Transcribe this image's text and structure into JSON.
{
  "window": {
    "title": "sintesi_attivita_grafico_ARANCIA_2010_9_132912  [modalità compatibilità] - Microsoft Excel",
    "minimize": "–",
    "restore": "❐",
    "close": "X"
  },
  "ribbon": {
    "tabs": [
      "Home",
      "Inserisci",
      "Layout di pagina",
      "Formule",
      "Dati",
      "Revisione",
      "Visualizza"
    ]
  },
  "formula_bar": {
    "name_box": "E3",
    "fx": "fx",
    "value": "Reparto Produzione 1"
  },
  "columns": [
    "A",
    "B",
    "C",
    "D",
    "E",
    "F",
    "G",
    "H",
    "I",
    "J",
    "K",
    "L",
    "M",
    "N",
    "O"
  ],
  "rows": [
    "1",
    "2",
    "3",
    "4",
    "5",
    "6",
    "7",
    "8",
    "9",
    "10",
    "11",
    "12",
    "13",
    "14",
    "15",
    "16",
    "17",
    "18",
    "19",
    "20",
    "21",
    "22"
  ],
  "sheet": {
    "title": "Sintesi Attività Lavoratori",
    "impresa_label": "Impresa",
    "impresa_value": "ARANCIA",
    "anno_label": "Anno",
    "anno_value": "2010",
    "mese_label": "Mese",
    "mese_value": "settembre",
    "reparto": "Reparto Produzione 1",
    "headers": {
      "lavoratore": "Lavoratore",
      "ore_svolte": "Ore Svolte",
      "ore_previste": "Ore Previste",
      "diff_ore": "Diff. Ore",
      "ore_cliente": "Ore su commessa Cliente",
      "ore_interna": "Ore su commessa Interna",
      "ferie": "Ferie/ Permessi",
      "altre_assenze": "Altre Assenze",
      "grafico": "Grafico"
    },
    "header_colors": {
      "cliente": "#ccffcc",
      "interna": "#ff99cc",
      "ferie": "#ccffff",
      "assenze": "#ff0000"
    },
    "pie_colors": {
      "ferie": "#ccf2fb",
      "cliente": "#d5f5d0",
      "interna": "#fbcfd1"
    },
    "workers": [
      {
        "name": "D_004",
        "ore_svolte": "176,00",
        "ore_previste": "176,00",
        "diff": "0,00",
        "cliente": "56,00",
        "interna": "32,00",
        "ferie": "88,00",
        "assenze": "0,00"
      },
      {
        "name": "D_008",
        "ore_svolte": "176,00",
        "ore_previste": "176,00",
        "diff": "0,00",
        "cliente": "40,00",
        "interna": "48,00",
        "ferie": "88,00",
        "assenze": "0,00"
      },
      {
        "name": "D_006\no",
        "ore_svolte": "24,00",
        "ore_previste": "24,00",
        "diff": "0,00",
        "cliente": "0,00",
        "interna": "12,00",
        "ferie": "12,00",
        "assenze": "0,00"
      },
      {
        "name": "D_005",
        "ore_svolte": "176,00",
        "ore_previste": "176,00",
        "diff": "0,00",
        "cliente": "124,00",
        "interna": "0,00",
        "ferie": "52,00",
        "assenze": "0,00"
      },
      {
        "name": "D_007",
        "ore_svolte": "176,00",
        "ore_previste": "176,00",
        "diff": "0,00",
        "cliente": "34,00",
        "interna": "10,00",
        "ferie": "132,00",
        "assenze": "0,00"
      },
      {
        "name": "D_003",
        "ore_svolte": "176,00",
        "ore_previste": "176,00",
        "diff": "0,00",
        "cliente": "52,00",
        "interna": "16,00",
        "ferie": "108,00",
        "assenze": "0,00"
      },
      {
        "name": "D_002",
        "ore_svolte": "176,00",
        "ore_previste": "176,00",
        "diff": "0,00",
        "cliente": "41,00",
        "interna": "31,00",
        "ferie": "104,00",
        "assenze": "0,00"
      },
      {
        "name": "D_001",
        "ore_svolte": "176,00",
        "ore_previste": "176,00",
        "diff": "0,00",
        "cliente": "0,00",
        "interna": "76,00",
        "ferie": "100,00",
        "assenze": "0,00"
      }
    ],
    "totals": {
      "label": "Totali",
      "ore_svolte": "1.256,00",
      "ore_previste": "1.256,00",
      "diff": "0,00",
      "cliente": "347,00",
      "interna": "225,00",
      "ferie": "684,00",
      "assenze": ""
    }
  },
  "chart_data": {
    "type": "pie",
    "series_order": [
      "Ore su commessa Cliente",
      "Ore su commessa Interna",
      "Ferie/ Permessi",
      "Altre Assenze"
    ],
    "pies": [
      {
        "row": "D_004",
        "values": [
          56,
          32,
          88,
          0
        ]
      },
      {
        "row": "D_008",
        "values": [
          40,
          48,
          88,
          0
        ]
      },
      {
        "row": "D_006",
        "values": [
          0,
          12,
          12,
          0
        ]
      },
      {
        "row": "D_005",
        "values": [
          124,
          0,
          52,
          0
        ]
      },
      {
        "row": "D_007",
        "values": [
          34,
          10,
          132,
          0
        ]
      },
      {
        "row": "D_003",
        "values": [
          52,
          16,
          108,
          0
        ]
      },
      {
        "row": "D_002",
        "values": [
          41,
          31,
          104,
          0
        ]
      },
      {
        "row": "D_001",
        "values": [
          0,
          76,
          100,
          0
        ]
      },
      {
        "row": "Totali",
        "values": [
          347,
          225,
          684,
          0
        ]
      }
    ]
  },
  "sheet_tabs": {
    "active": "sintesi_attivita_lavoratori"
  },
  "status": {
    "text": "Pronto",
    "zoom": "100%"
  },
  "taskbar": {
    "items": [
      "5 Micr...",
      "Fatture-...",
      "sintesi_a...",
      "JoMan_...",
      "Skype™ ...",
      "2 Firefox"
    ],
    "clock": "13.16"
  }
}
········
* [Written task] Copy out each line above, character for character.

* [Right answer]
Transcribe this image's text and structure into JSON.
{
  "window": {
    "title": "sintesi_attivita_grafico_ARANCIA_2010_9_132912  [modalità compatibilità] - Microsoft Excel",
    "minimize": "–",
    "restore": "❐",
    "close": "X"
  },
  "ribbon": {
    "tabs": [
      "Home",
      "Inserisci",
      "Layout di pagina",
      "Formule",
      "Dati",
      "Revisione",
      "Visualizza"
    ]
  },
  "formula_bar": {
    "name_box": "E3",
    "fx": "fx",
    "value": "Reparto Produzione 1"
  },
  "columns": [
    "A",
    "B",
    "C",
    "D",
    "E",
    "F",
    "G",
    "H",
    "I",
    "J",
    "K",
    "L",
    "M",
    "N",
    "O"
  ],
  "rows": [
    "1",
    "2",
    "3",
    "4",
    "5",
    "6",
    "7",
    "8",
    "9",
    "10",
    "11",
    "12",
    "13",
    "14",
    "15",
    "16",
    "17",
    "18",
    "19",
    "20",
    "21",
    "22"
  ],
  "sheet": {
    "title": "Sintesi Attività Lavoratori",
    "impresa_label": "Impresa",
    "impresa_value": "ARANCIA",
    "anno_label": "Anno",
    "anno_value": "2010",
    "mese_label": "Mese",
    "mese_value": "settembre",
    "reparto": "Reparto Produzione 1",
    "headers": {
      "lavoratore": "Lavoratore",
      "ore_svolte": "Ore Svolte",
      "ore_previste": "Ore Previste",
      "diff_ore": "Diff. Ore",
      "ore_cliente": "Ore su commessa Cliente",
      "ore_interna": "Ore su commessa Interna",
      "ferie": "Ferie/ Permessi",
      "altre_assenze": "Altre Assenze",
      "grafico": "Grafico"
    },
    "header_colors": {
      "cliente": "#ccffcc",
      "interna": "#ff99cc",
      "ferie": "#ccffff",
      "assenze": "#ff0000"
    },
    "pie_colors": {
      "ferie": "#ccf2fb",
      "cliente": "#d5f5d0",
      "interna": "#fbcfd1"
    },
    "workers": [
      {
        "name": "D_004",
        "ore_svolte": "176,00",
        "ore_previste": "176,00",
        "diff": "0,00",
        "cliente": "56,00",
        "interna": "32,00",
        "ferie": "88,00",
        "assenze": "0,00"
      },
      {
        "name": "D_008",
        "ore_svolte": "176,00",
        "ore_previste": "176,00",
        "diff": "0,00",
        "cliente": "40,00",
        "interna": "48,00",
        "ferie": "88,00",
        "assenze": "0,00"
      },
      {
        "name": "D_006\no",
        "ore_svolte": "24,00",
        "ore_previste": "24,00",
        "diff": "0,00",
        "cliente": "0,00",
        "interna": "12,00",
        "ferie": "12,00",
        "assenze": "0,00"
      },
      {
        "name": "D_005",
        "ore_svolte": "176,00",
        "ore_previste": "176,00",
        "diff": "0,00",
        "cliente": "124,00",
        "interna": "0,00",
        "ferie": "52,00",
        "assenze": "0,00"
      },
      {
        "name": "D_007",
        "ore_svolte": "176,00",
        "ore_previste": "176,00",
        "diff": "0,00",
        "cliente": "34,00",
        "interna": "10,00",
        "ferie": "132,00",
        "assenze": "0,00"
      },
      {
        "name": "D_003",
        "ore_svolte": "176,00",
        "ore_previste": "176,00",
        "diff": "0,00",
        "cliente": "52,00",
        "interna": "16,00",
        "ferie": "108,00",
        "assenze": "0,00"
      },
      {
        "name": "D_002",
        "ore_svolte": "176,00",
        "ore_previste": "176,00",
        "diff": "0,00",
        "cliente": "41,00",
        "interna": "31,00",
        "ferie": "104,00",
        "assenze": "0,00"
      },
      {
        "name": "D_001",
        "ore_svolte": "176,00",
        "ore_previste": "176,00",
        "diff": "0,00",
        "cliente": "0,00",
        "interna": "76,00",
        "ferie": "100,00",
        "assenze": "0,00"
      }
    ],
    "totals": {
      "label": "Totali",
      "ore_svolte": "1.256,00",
      "ore_previste": "1.256,00",
      "diff": "0,00",
      "cliente": "347,00",
      "interna": "225,00",
      "ferie": "684,00",
      "assenze": ""
    }
  },
  "chart_data": {
    "type": "pie",
    "series_order": [
      "Ore su commessa Cliente",
      "Ore su commessa Interna",
      "Ferie/ Permessi",
      "Altre Assenze"
    ],
    "pies": [
      {
        "row": "D_004",
        "values": [
          56,
          32,
          88,
          0
        ]
      },
      {
        "row": "D_008",
        "values": [
          40,
          48,
          88,
          0
        ]
      },
      {
        "row": "D_006",
        "values": [
          0,
          12,
          12,
          0
        ]
      },
      {
        "row": "D_005",
        "values": [
          124,
          0,
          52,
          0
        ]
      },
      {
        "row": "D_007",
        "values": [
          34,
          10,
          132,
          0
        ]
      },
      {
        "row": "D_003",
        "values": [
          52,
          16,
          108,
          0
        ]
      },
      {
        "row": "D_002",
        "values": [
          41,
          31,
          104,
          0
        ]
      },
      {
        "row": "D_001",
        "values": [
          0,
          76,
          100,
          0
        ]
      },
      {
        "row": "Totali",
        "values": [
          347,
          225,
          684,
          0
        ]
      }
    ]
  },
  "sheet_tabs": {
    "active": "sintesi_attivita_lavoratori"
  },
  "status": {
    "text": "Pronto",
    "zoom": "100%"
  },
  "taskbar": {
    "items": [
      "5 Micr...",
      "Fatture-...",
      "sintesi_a...",
      "JoMan_...",
      "Skype™ ...",
      "2 Firefox"
    ],
    "clock": "13.16"
  }
}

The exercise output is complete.